◆ **Challenge**
Repeat the records below exactly.

Records that describe figures
-*-

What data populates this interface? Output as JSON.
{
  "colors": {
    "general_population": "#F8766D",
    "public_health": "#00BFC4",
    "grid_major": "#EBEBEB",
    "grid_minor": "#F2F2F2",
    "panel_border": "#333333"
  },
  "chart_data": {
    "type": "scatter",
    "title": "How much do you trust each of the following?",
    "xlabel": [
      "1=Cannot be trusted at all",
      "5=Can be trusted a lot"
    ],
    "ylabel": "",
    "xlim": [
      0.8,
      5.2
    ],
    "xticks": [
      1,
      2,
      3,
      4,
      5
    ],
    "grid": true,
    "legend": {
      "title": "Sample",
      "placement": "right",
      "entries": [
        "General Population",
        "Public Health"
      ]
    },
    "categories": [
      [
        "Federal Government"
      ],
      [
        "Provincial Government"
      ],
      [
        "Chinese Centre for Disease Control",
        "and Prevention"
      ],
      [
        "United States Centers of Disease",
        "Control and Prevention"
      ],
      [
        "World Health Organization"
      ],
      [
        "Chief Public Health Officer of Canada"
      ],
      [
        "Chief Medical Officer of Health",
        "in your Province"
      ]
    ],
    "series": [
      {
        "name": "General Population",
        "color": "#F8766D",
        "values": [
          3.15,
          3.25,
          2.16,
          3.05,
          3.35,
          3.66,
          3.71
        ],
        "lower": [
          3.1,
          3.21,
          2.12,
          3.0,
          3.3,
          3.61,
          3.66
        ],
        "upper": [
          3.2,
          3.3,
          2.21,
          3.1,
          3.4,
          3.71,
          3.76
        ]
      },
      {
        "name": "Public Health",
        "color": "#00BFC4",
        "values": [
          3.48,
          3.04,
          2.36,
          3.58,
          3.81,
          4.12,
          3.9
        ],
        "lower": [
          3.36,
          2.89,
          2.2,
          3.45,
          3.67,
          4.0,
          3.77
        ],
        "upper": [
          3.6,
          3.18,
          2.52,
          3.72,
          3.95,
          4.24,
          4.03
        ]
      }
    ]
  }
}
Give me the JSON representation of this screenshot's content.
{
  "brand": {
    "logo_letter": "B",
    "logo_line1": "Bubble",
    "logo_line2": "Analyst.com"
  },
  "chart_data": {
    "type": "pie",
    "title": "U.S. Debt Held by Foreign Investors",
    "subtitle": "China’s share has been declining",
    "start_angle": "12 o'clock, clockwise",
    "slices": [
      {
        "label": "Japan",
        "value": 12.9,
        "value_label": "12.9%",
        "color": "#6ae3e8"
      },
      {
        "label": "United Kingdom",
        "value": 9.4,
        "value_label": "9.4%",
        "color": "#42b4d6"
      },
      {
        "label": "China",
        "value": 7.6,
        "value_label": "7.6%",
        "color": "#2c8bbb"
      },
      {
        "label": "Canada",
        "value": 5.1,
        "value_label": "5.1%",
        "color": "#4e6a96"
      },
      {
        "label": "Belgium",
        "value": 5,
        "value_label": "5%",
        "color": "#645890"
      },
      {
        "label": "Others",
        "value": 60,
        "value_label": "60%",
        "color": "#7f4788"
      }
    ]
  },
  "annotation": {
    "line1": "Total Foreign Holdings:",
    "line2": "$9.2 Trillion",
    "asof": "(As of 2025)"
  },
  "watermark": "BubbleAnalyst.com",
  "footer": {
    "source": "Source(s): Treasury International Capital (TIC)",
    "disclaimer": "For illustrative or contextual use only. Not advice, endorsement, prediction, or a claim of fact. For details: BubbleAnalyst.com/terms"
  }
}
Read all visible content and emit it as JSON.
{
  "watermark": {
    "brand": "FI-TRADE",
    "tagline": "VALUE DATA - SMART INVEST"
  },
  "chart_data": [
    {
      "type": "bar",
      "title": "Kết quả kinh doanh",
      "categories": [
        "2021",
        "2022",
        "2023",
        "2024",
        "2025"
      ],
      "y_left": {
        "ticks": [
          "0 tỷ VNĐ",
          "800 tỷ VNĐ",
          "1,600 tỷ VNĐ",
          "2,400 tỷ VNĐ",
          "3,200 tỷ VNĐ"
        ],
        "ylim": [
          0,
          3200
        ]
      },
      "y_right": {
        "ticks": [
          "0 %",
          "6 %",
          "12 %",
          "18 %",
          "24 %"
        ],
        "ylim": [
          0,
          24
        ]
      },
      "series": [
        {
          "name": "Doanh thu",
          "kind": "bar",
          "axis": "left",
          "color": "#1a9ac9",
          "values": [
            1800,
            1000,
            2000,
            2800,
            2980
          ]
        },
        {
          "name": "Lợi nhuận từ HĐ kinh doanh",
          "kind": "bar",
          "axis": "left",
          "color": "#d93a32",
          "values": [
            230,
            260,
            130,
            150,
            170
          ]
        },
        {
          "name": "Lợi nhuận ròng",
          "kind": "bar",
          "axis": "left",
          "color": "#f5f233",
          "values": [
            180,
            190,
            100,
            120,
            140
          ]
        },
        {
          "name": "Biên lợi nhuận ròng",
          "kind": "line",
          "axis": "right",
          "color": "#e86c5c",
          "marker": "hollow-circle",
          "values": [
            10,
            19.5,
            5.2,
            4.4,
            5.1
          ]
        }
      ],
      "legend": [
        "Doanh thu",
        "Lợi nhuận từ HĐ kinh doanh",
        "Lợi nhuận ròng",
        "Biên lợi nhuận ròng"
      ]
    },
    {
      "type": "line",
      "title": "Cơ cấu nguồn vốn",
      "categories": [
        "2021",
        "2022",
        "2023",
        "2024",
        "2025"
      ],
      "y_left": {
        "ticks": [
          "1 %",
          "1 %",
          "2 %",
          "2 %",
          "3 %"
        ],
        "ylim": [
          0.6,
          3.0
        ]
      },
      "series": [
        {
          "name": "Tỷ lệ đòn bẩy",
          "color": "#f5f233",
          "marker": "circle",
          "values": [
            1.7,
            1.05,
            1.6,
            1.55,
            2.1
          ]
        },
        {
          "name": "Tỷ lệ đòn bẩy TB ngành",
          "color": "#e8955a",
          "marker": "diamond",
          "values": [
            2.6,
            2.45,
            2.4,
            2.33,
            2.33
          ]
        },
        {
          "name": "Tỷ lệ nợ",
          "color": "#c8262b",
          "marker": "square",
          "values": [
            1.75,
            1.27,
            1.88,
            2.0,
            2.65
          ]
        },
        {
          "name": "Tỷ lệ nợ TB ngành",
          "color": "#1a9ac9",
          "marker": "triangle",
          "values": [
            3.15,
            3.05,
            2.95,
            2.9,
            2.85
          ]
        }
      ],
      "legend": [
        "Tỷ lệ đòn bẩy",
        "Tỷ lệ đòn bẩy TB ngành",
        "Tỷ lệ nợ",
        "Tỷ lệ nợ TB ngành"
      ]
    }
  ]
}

-*-

◆ **Final result**
What data populates this interface? Output as JSON.
{
  "colors": {
    "general_population": "#F8766D",
    "public_health": "#00BFC4",
    "grid_major": "#EBEBEB",
    "grid_minor": "#F2F2F2",
    "panel_border": "#333333"
  },
  "chart_data": {
    "type": "scatter",
    "title": "How much do you trust each of the following?",
    "xlabel": [
      "1=Cannot be trusted at all",
      "5=Can be trusted a lot"
    ],
    "ylabel": "",
    "xlim": [
      0.8,
      5.2
    ],
    "xticks": [
      1,
      2,
      3,
      4,
      5
    ],
    "grid": true,
    "legend": {
      "title": "Sample",
      "placement": "right",
      "entries": [
        "General Population",
        "Public Health"
      ]
    },
    "categories": [
      [
        "Federal Government"
      ],
      [
        "Provincial Government"
      ],
      [
        "Chinese Centre for Disease Control",
        "and Prevention"
      ],
      [
        "United States Centers of Disease",
        "Control and Prevention"
      ],
      [
        "World Health Organization"
      ],
      [
        "Chief Public Health Officer of Canada"
      ],
      [
        "Chief Medical Officer of Health",
        "in your Province"
      ]
    ],
    "series": [
      {
        "name": "General Population",
        "color": "#F8766D",
        "values": [
          3.15,
          3.25,
          2.16,
          3.05,
          3.35,
          3.66,
          3.71
        ],
        "lower": [
          3.1,
          3.21,
          2.12,
          3.0,
          3.3,
          3.61,
          3.66
        ],
        "upper": [
          3.2,
          3.3,
          2.21,
          3.1,
          3.4,
          3.71,
          3.76
        ]
      },
      {
        "name": "Public Health",
        "color": "#00BFC4",
        "values": [
          3.48,
          3.04,
          2.36,
          3.58,
          3.81,
          4.12,
          3.9
        ],
        "lower": [
          3.36,
          2.89,
          2.2,
          3.45,
          3.67,
          4.0,
          3.77
        ],
        "upper": [
          3.6,
          3.18,
          2.52,
          3.72,
          3.95,
          4.24,
          4.03
        ]
      }
    ]
  }
}
Give me the JSON representation of this screenshot's content.
{
  "brand": {
    "logo_letter": "B",
    "logo_line1": "Bubble",
    "logo_line2": "Analyst.com"
  },
  "chart_data": {
    "type": "pie",
    "title": "U.S. Debt Held by Foreign Investors",
    "subtitle": "China’s share has been declining",
    "start_angle": "12 o'clock, clockwise",
    "slices": [
      {
        "label": "Japan",
        "value": 12.9,
        "value_label": "12.9%",
        "color": "#6ae3e8"
      },
      {
        "label": "United Kingdom",
        "value": 9.4,
        "value_label": "9.4%",
        "color": "#42b4d6"
      },
      {
        "label": "China",
        "value": 7.6,
        "value_label": "7.6%",
        "color": "#2c8bbb"
      },
      {
        "label": "Canada",
        "value": 5.1,
        "value_label": "5.1%",
        "color": "#4e6a96"
      },
      {
        "label": "Belgium",
        "value": 5,
        "value_label": "5%",
        "color": "#645890"
      },
      {
        "label": "Others",
        "value": 60,
        "value_label": "60%",
        "color": "#7f4788"
      }
    ]
  },
  "annotation": {
    "line1": "Total Foreign Holdings:",
    "line2": "$9.2 Trillion",
    "asof": "(As of 2025)"
  },
  "watermark": "BubbleAnalyst.com",
  "footer": {
    "source": "Source(s): Treasury International Capital (TIC)",
    "disclaimer": "For illustrative or contextual use only. Not advice, endorsement, prediction, or a claim of fact. For details: BubbleAnalyst.com/terms"
  }
}
Read all visible content and emit it as JSON.
{
  "watermark": {
    "brand": "FI-TRADE",
    "tagline": "VALUE DATA - SMART INVEST"
  },
  "chart_data": [
    {
      "type": "bar",
      "title": "Kết quả kinh doanh",
      "categories": [
        "2021",
        "2022",
        "2023",
        "2024",
        "2025"
      ],
      "y_left": {
        "ticks": [
          "0 tỷ VNĐ",
          "800 tỷ VNĐ",
          "1,600 tỷ VNĐ",
          "2,400 tỷ VNĐ",
          "3,200 tỷ VNĐ"
        ],
        "ylim": [
          0,
          3200
        ]
      },
      "y_right": {
        "ticks": [
          "0 %",
          "6 %",
          "12 %",
          "18 %",
          "24 %"
        ],
        "ylim": [
          0,
          24
        ]
      },
      "series": [
        {
          "name": "Doanh thu",
          "kind": "bar",
          "axis": "left",
          "color": "#1a9ac9",
          "values": [
            1800,
            1000,
            2000,
            2800,
            2980
          ]
        },
        {
          "name": "Lợi nhuận từ HĐ kinh doanh",
          "kind": "bar",
          "axis": "left",
          "color": "#d93a32",
          "values": [
            230,
            260,
            130,
            150,
            170
          ]
        },
        {
          "name": "Lợi nhuận ròng",
          "kind": "bar",
          "axis": "left",
          "color": "#f5f233",
          "values": [
            180,
            190,
            100,
            120,
            140
          ]
        },
        {
          "name": "Biên lợi nhuận ròng",
          "kind": "line",
          "axis": "right",
          "color": "#e86c5c",
          "marker": "hollow-circle",
          "values": [
            10,
            19.5,
            5.2,
            4.4,
            5.1
          ]
        }
      ],
      "legend": [
        "Doanh thu",
        "Lợi nhuận từ HĐ kinh doanh",
        "Lợi nhuận ròng",
        "Biên lợi nhuận ròng"
      ]
    },
    {
      "type": "line",
      "title": "Cơ cấu nguồn vốn",
      "categories": [
        "2021",
        "2022",
        "2023",
        "2024",
        "2025"
      ],
      "y_left": {
        "ticks": [
          "1 %",
          "1 %",
          "2 %",
          "2 %",
          "3 %"
        ],
        "ylim": [
          0.6,
          3.0
        ]
      },
      "series": [
        {
          "name": "Tỷ lệ đòn bẩy",
          "color": "#f5f233",
          "marker": "circle",
          "values": [
            1.7,
            1.05,
            1.6,
            1.55,
            2.1
          ]
        },
        {
          "name": "Tỷ lệ đòn bẩy TB ngành",
          "color": "#e8955a",
          "marker": "diamond",
          "values": [
            2.6,
            2.45,
            2.4,
            2.33,
            2.33
          ]
        },
        {
          "name": "Tỷ lệ nợ",
          "color": "#c8262b",
          "marker": "square",
          "values": [
            1.75,
            1.27,
            1.88,
            2.0,
            2.65
          ]
        },
        {
          "name": "Tỷ lệ nợ TB ngành",
          "color": "#1a9ac9",
          "marker": "triangle",
          "values": [
            3.15,
            3.05,
            2.95,
            2.9,
            2.85
          ]
        }
      ],
      "legend": [
        "Tỷ lệ đòn bẩy",
        "Tỷ lệ đòn bẩy TB ngành",
        "Tỷ lệ nợ",
        "Tỷ lệ nợ TB ngành"
      ]
    }
  ]
}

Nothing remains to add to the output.